Listing
START
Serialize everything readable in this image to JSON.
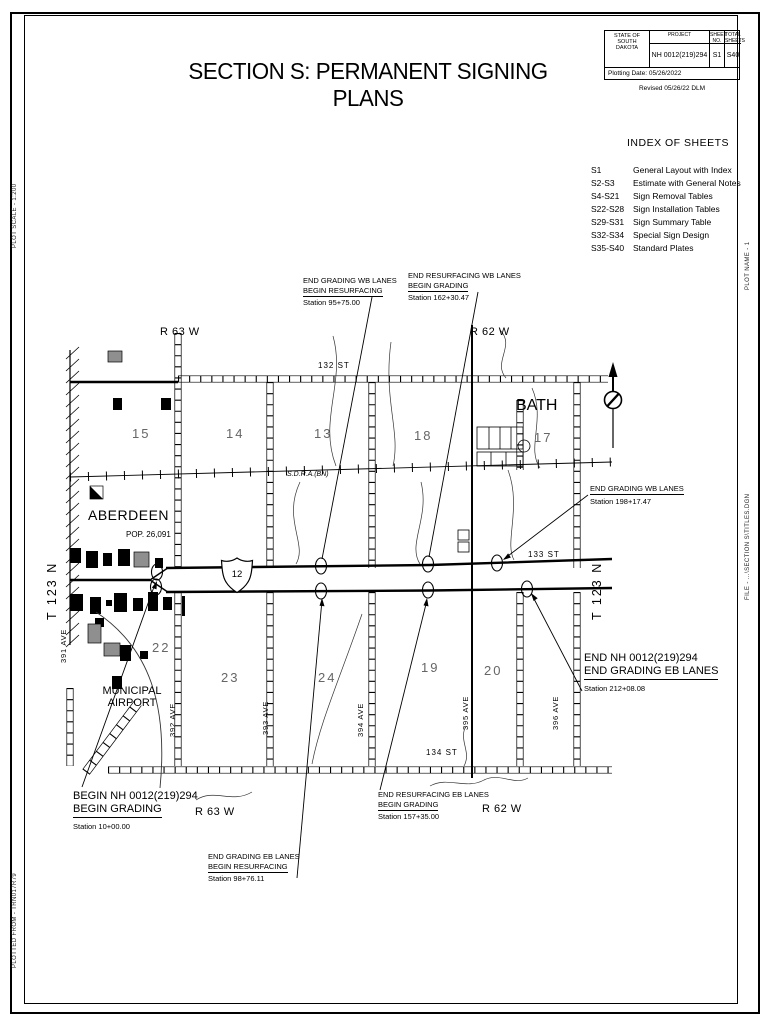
{
  "sheet": {
    "title": "SECTION S: PERMANENT SIGNING PLANS",
    "title_block": {
      "state_line1": "STATE OF",
      "state_line2": "SOUTH",
      "state_line3": "DAKOTA",
      "project_label": "PROJECT",
      "project_value": "NH 0012(219)294",
      "sheet_no_label": "SHEET NO.",
      "sheet_no_value": "S1",
      "total_sheets_label": "TOTAL SHEETS",
      "total_sheets_value": "S40",
      "plotting_date": "Plotting Date: 05/26/2022",
      "revised": "Revised 05/26/22 DLM"
    },
    "margin_notes": {
      "plot_scale": "PLOT SCALE - 1:200",
      "plotted_from": "PLOTTED FROM - TRN017R79",
      "plot_name": "PLOT NAME - 1",
      "file_path": "FILE - ...\\SECTION S\\TITLES.DGN"
    }
  },
  "index_of_sheets": {
    "title": "INDEX OF SHEETS",
    "entries": [
      {
        "sheets": "S1",
        "description": "General Layout with Index"
      },
      {
        "sheets": "S2-S3",
        "description": "Estimate with General Notes"
      },
      {
        "sheets": "S4-S21",
        "description": "Sign Removal Tables"
      },
      {
        "sheets": "S22-S28",
        "description": "Sign Installation Tables"
      },
      {
        "sheets": "S29-S31",
        "description": "Sign Summary Table"
      },
      {
        "sheets": "S32-S34",
        "description": "Special Sign Design"
      },
      {
        "sheets": "S35-S40",
        "description": "Standard Plates"
      }
    ]
  },
  "map": {
    "range_top_left": "R 63 W",
    "range_top_right": "R 62 W",
    "range_bottom_left": "R 63 W",
    "range_bottom_right": "R 62 W",
    "township_left": "T 123 N",
    "township_right": "T 123 N",
    "st_132": "132 ST",
    "st_133": "133 ST",
    "st_134": "134 ST",
    "ave_391": "391 AVE",
    "ave_392": "392 AVE",
    "ave_393": "393 AVE",
    "ave_394": "394 AVE",
    "ave_395": "395 AVE",
    "ave_396": "396 AVE",
    "railroad": "S.D.R.A.(BN)",
    "city_name": "ABERDEEN",
    "city_pop": "POP. 26,091",
    "town_bath": "BATH",
    "airport_line1": "MUNICIPAL",
    "airport_line2": "AIRPORT",
    "route_shield": "12",
    "sections": {
      "s15": "15",
      "s14": "14",
      "s13": "13",
      "s18": "18",
      "s17": "17",
      "s22": "22",
      "s23": "23",
      "s24": "24",
      "s19": "19",
      "s20": "20"
    }
  },
  "callouts": {
    "wb_resurf": {
      "l1": "END GRADING WB LANES",
      "l2": "BEGIN RESURFACING",
      "station": "Station 95+75.00"
    },
    "wb_grading": {
      "l1": "END RESURFACING WB LANES",
      "l2": "BEGIN GRADING",
      "station": "Station 162+30.47"
    },
    "wb_end": {
      "l1": "END GRADING WB LANES",
      "station": "Station 198+17.47"
    },
    "project_end": {
      "l1": "END NH 0012(219)294",
      "l2": "END GRADING EB LANES",
      "station": "Station 212+08.08"
    },
    "project_begin": {
      "l1": "BEGIN NH 0012(219)294",
      "l2": "BEGIN GRADING",
      "station": "Station 10+00.00"
    },
    "eb_resurf": {
      "l1": "END GRADING EB LANES",
      "l2": "BEGIN RESURFACING",
      "station": "Station 98+76.11"
    },
    "eb_grading": {
      "l1": "END RESURFACING EB LANES",
      "l2": "BEGIN GRADING",
      "station": "Station 157+35.00"
    }
  }
}
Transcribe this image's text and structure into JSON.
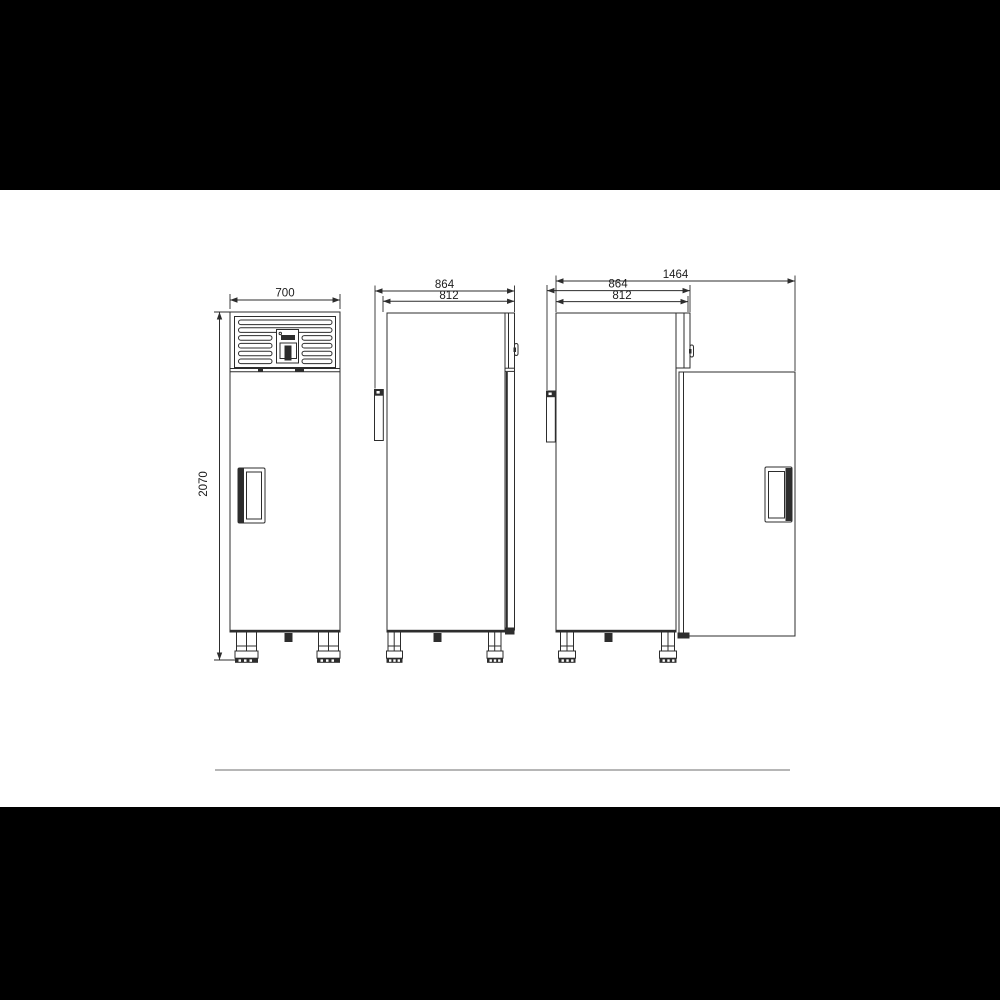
{
  "colors": {
    "background": "#000000",
    "paper": "#ffffff",
    "line": "#2d2d2d",
    "divider": "#b6b6b6"
  },
  "dimensions": {
    "front": {
      "width": "700",
      "height": "2070"
    },
    "side": {
      "depth_total": "864",
      "depth_body": "812"
    },
    "side_open": {
      "width_total": "1464",
      "depth_total": "864",
      "depth_body": "812"
    }
  }
}
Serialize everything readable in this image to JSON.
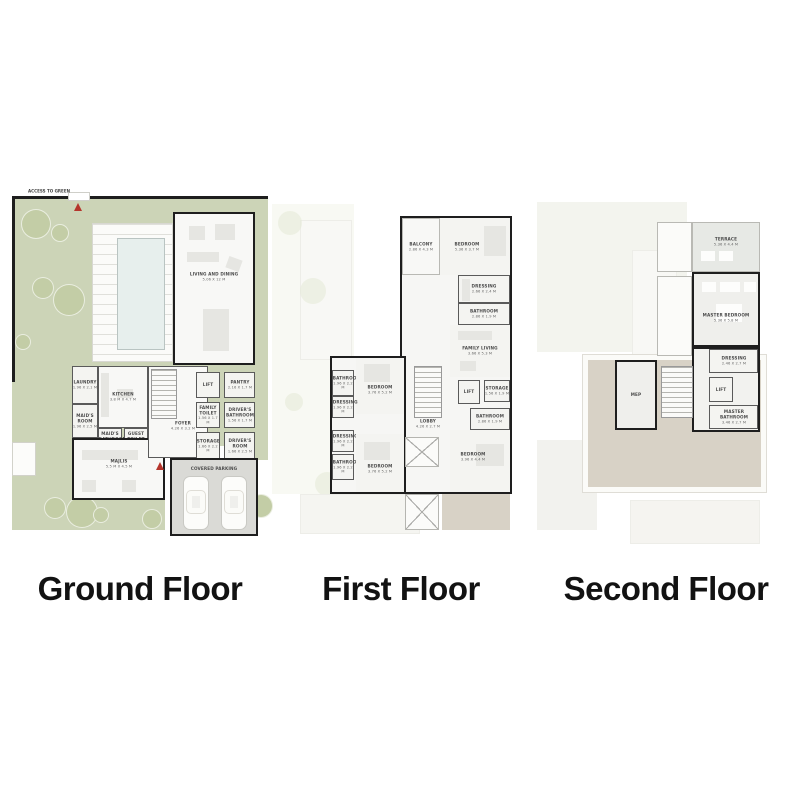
{
  "titles": {
    "ground": "Ground Floor",
    "first": "First Floor",
    "second": "Second Floor"
  },
  "colors": {
    "garden": "#ccd4b7",
    "tree": "#c3cda6",
    "wall": "#1e1e1e",
    "roof_tan": "#d8d2c6",
    "pool": "#e7efed",
    "parking": "#dadad6",
    "entrance_marker": "#b5352c"
  },
  "ground": {
    "access_label": "ACCESS TO GREEN",
    "rooms": {
      "living_dining": {
        "name": "LIVING AND DINING",
        "dims": "5.06 X 12 M"
      },
      "laundry": {
        "name": "LAUNDRY",
        "dims": "1.96 X 2.1 M"
      },
      "kitchen": {
        "name": "KITCHEN",
        "dims": "3.8 M X 4.7 M"
      },
      "maids_room": {
        "name": "MAID'S ROOM",
        "dims": "1.96 X 2.5 M"
      },
      "maids_bathroom": {
        "name": "MAID'S BATHROOM",
        "dims": "1.6 M X 1.7 M"
      },
      "guest_toilet": {
        "name": "GUEST TOILET",
        "dims": "2.06 X 1.7 M"
      },
      "majlis": {
        "name": "MAJLIS",
        "dims": "5.5 M X 4.5 M"
      },
      "foyer": {
        "name": "FOYER",
        "dims": "4.26 X 3.2 M"
      },
      "lift": {
        "name": "LIFT",
        "dims": ""
      },
      "pantry": {
        "name": "PANTRY",
        "dims": "2.16 X 1.7 M"
      },
      "family_toilet": {
        "name": "FAMILY TOILET",
        "dims": "1.56 X 1.7 M"
      },
      "drivers_bathroom": {
        "name": "DRIVER'S BATHROOM",
        "dims": "1.56 X 1.7 M"
      },
      "storage": {
        "name": "STORAGE",
        "dims": "1.66 X 2.2 M"
      },
      "drivers_room": {
        "name": "DRIVER'S ROOM",
        "dims": "1.66 X 2.5 M"
      },
      "covered_parking": {
        "name": "COVERED PARKING",
        "dims": ""
      }
    }
  },
  "first": {
    "rooms": {
      "balcony": {
        "name": "BALCONY",
        "dims": "2.86 X 4.3 M"
      },
      "bedroom_top": {
        "name": "BEDROOM",
        "dims": "5.36 X 3.7 M"
      },
      "dressing_top": {
        "name": "DRESSING",
        "dims": "2.66 X 2.4 M"
      },
      "bathroom_top": {
        "name": "BATHROOM",
        "dims": "2.86 X 1.9 M"
      },
      "family_living": {
        "name": "FAMILY LIVING",
        "dims": "3.66 X 5.3 M"
      },
      "lift": {
        "name": "LIFT",
        "dims": ""
      },
      "storage": {
        "name": "STORAGE",
        "dims": "1.56 X 1.9 M"
      },
      "bathroom_mid": {
        "name": "BATHROOM",
        "dims": "2.86 X 1.9 M"
      },
      "bedroom_right": {
        "name": "BEDROOM",
        "dims": "3.96 X 4.4 M"
      },
      "lobby": {
        "name": "LOBBY",
        "dims": "4.26 X 2.7 M"
      },
      "bathroom_left_top": {
        "name": "BATHROOM",
        "dims": "1.96 X 2.2 M"
      },
      "bedroom_left_top": {
        "name": "BEDROOM",
        "dims": "3.76 X 5.2 M"
      },
      "dressing_left_top": {
        "name": "DRESSING",
        "dims": "1.96 X 2.2 M"
      },
      "dressing_left_bottom": {
        "name": "DRESSING",
        "dims": "1.96 X 2.2 M"
      },
      "bathroom_left_bottom": {
        "name": "BATHROOM",
        "dims": "1.96 X 2.2 M"
      },
      "bedroom_left_bottom": {
        "name": "BEDROOM",
        "dims": "3.76 X 5.2 M"
      }
    }
  },
  "second": {
    "rooms": {
      "terrace": {
        "name": "TERRACE",
        "dims": "5.36 X 4.4 M"
      },
      "master_bedroom": {
        "name": "MASTER BEDROOM",
        "dims": "5.36 X 5.8 M"
      },
      "dressing": {
        "name": "DRESSING",
        "dims": "2.46 X 2.7 M"
      },
      "lift": {
        "name": "LIFT",
        "dims": ""
      },
      "master_bathroom": {
        "name": "MASTER BATHROOM",
        "dims": "3.46 X 2.7 M"
      },
      "mep": {
        "name": "MEP",
        "dims": ""
      }
    }
  }
}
END
The problem
Copy each line that holds the word "LANES".

Written reply
      "l1": "END GRADING WB LANES",
      "l1": "END RESURFACING WB LANES",
      "l1": "END GRADING WB LANES",
      "l2": "END GRADING EB LANES",
      "l1": "END GRADING EB LANES",
      "l1": "END RESURFACING EB LANES",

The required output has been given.